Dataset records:
>>>
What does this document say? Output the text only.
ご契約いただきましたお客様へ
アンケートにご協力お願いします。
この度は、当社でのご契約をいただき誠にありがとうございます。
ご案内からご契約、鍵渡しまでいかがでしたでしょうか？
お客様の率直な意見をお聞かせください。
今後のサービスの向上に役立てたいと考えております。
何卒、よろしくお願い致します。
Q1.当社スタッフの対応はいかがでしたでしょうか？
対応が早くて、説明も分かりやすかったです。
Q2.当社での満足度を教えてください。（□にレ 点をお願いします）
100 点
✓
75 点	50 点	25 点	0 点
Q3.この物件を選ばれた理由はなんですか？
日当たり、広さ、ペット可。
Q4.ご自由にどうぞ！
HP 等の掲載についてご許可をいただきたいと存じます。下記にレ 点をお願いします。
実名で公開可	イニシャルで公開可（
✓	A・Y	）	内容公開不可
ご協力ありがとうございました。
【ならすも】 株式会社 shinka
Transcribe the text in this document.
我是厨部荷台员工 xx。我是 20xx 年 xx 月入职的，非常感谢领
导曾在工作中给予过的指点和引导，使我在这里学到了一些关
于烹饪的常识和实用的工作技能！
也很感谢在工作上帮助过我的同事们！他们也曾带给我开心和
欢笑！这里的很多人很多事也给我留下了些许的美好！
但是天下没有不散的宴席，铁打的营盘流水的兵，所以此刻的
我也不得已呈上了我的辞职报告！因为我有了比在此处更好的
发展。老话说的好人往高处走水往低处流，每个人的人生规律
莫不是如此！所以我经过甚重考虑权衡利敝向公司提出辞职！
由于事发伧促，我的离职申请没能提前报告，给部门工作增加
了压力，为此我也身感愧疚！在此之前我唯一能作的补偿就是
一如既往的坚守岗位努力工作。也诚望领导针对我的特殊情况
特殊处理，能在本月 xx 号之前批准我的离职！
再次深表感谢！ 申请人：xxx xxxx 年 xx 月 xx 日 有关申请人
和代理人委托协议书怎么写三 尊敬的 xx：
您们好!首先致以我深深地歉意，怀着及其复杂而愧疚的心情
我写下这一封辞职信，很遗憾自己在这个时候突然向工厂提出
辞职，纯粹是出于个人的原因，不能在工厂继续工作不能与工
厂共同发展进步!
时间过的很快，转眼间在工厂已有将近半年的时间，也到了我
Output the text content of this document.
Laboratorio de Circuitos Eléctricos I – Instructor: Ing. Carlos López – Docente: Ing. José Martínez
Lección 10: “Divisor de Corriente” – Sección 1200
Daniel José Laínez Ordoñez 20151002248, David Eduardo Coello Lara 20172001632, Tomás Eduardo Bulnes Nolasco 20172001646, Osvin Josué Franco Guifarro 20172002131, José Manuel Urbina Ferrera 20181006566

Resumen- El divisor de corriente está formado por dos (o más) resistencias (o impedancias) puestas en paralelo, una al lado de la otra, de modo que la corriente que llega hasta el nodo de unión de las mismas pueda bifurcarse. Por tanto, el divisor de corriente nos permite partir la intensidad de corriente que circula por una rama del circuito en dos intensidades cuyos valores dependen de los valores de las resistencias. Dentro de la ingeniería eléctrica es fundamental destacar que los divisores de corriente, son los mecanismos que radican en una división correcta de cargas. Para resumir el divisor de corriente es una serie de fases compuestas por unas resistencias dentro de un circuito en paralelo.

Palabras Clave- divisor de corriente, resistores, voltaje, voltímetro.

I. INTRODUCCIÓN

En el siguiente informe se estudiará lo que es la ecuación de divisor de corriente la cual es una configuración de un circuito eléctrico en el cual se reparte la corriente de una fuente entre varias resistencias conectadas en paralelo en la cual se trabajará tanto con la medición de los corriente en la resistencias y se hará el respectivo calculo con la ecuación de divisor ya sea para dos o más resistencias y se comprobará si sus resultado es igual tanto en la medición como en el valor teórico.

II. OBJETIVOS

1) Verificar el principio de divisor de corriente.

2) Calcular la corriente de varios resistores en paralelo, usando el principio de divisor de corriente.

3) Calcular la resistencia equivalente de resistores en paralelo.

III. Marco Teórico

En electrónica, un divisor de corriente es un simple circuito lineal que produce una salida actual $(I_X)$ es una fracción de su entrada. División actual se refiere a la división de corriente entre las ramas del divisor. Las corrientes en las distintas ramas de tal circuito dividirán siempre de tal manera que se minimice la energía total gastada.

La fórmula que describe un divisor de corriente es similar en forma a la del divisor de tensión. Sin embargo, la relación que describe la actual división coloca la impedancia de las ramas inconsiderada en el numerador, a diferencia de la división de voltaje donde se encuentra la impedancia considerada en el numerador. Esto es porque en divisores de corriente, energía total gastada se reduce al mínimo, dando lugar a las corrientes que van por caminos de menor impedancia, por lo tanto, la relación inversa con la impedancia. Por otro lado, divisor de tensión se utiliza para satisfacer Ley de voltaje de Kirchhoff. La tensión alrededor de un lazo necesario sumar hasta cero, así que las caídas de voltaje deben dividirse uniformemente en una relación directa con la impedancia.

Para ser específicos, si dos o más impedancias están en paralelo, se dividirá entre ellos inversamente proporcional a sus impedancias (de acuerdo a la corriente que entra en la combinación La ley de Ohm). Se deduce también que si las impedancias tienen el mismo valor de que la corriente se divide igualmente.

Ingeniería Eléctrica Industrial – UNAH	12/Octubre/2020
<<<
WHAT YOU SHOULD DO -
Go through the data and return every record exactly.

IN RESPONSE -
What does this document say? Output the text only.
ご契約いただきましたお客様へ
アンケートにご協力お願いします。
この度は、当社でのご契約をいただき誠にありがとうございます。
ご案内からご契約、鍵渡しまでいかがでしたでしょうか？
お客様の率直な意見をお聞かせください。
今後のサービスの向上に役立てたいと考えております。
何卒、よろしくお願い致します。
Q1.当社スタッフの対応はいかがでしたでしょうか？
対応が早くて、説明も分かりやすかったです。
Q2.当社での満足度を教えてください。（□にレ 点をお願いします）
100 点
✓
75 点	50 点	25 点	0 点
Q3.この物件を選ばれた理由はなんですか？
日当たり、広さ、ペット可。
Q4.ご自由にどうぞ！
HP 等の掲載についてご許可をいただきたいと存じます。下記にレ 点をお願いします。
実名で公開可	イニシャルで公開可（
✓	A・Y	）	内容公開不可
ご協力ありがとうございました。
【ならすも】 株式会社 shinka
Transcribe the text in this document.
我是厨部荷台员工 xx。我是 20xx 年 xx 月入职的，非常感谢领
导曾在工作中给予过的指点和引导，使我在这里学到了一些关
于烹饪的常识和实用的工作技能！
也很感谢在工作上帮助过我的同事们！他们也曾带给我开心和
欢笑！这里的很多人很多事也给我留下了些许的美好！
但是天下没有不散的宴席，铁打的营盘流水的兵，所以此刻的
我也不得已呈上了我的辞职报告！因为我有了比在此处更好的
发展。老话说的好人往高处走水往低处流，每个人的人生规律
莫不是如此！所以我经过甚重考虑权衡利敝向公司提出辞职！
由于事发伧促，我的离职申请没能提前报告，给部门工作增加
了压力，为此我也身感愧疚！在此之前我唯一能作的补偿就是
一如既往的坚守岗位努力工作。也诚望领导针对我的特殊情况
特殊处理，能在本月 xx 号之前批准我的离职！
再次深表感谢！ 申请人：xxx xxxx 年 xx 月 xx 日 有关申请人
和代理人委托协议书怎么写三 尊敬的 xx：
您们好!首先致以我深深地歉意，怀着及其复杂而愧疚的心情
我写下这一封辞职信，很遗憾自己在这个时候突然向工厂提出
辞职，纯粹是出于个人的原因，不能在工厂继续工作不能与工
厂共同发展进步!
时间过的很快，转眼间在工厂已有将近半年的时间，也到了我
Output the text content of this document.
Laboratorio de Circuitos Eléctricos I – Instructor: Ing. Carlos López – Docente: Ing. José Martínez
Lección 10: “Divisor de Corriente” – Sección 1200
Daniel José Laínez Ordoñez 20151002248, David Eduardo Coello Lara 20172001632, Tomás Eduardo Bulnes Nolasco 20172001646, Osvin Josué Franco Guifarro 20172002131, José Manuel Urbina Ferrera 20181006566

Resumen- El divisor de corriente está formado por dos (o más) resistencias (o impedancias) puestas en paralelo, una al lado de la otra, de modo que la corriente que llega hasta el nodo de unión de las mismas pueda bifurcarse. Por tanto, el divisor de corriente nos permite partir la intensidad de corriente que circula por una rama del circuito en dos intensidades cuyos valores dependen de los valores de las resistencias. Dentro de la ingeniería eléctrica es fundamental destacar que los divisores de corriente, son los mecanismos que radican en una división correcta de cargas. Para resumir el divisor de corriente es una serie de fases compuestas por unas resistencias dentro de un circuito en paralelo.

Palabras Clave- divisor de corriente, resistores, voltaje, voltímetro.

I. INTRODUCCIÓN

En el siguiente informe se estudiará lo que es la ecuación de divisor de corriente la cual es una configuración de un circuito eléctrico en el cual se reparte la corriente de una fuente entre varias resistencias conectadas en paralelo en la cual se trabajará tanto con la medición de los corriente en la resistencias y se hará el respectivo calculo con la ecuación de divisor ya sea para dos o más resistencias y se comprobará si sus resultado es igual tanto en la medición como en el valor teórico.

II. OBJETIVOS

1) Verificar el principio de divisor de corriente.

2) Calcular la corriente de varios resistores en paralelo, usando el principio de divisor de corriente.

3) Calcular la resistencia equivalente de resistores en paralelo.

III. Marco Teórico

En electrónica, un divisor de corriente es un simple circuito lineal que produce una salida actual $(I_X)$ es una fracción de su entrada. División actual se refiere a la división de corriente entre las ramas del divisor. Las corrientes en las distintas ramas de tal circuito dividirán siempre de tal manera que se minimice la energía total gastada.

La fórmula que describe un divisor de corriente es similar en forma a la del divisor de tensión. Sin embargo, la relación que describe la actual división coloca la impedancia de las ramas inconsiderada en el numerador, a diferencia de la división de voltaje donde se encuentra la impedancia considerada en el numerador. Esto es porque en divisores de corriente, energía total gastada se reduce al mínimo, dando lugar a las corrientes que van por caminos de menor impedancia, por lo tanto, la relación inversa con la impedancia. Por otro lado, divisor de tensión se utiliza para satisfacer Ley de voltaje de Kirchhoff. La tensión alrededor de un lazo necesario sumar hasta cero, así que las caídas de voltaje deben dividirse uniformemente en una relación directa con la impedancia.

Para ser específicos, si dos o más impedancias están en paralelo, se dividirá entre ellos inversamente proporcional a sus impedancias (de acuerdo a la corriente que entra en la combinación La ley de Ohm). Se deduce también que si las impedancias tienen el mismo valor de que la corriente se divide igualmente.

Ingeniería Eléctrica Industrial – UNAH	12/Octubre/2020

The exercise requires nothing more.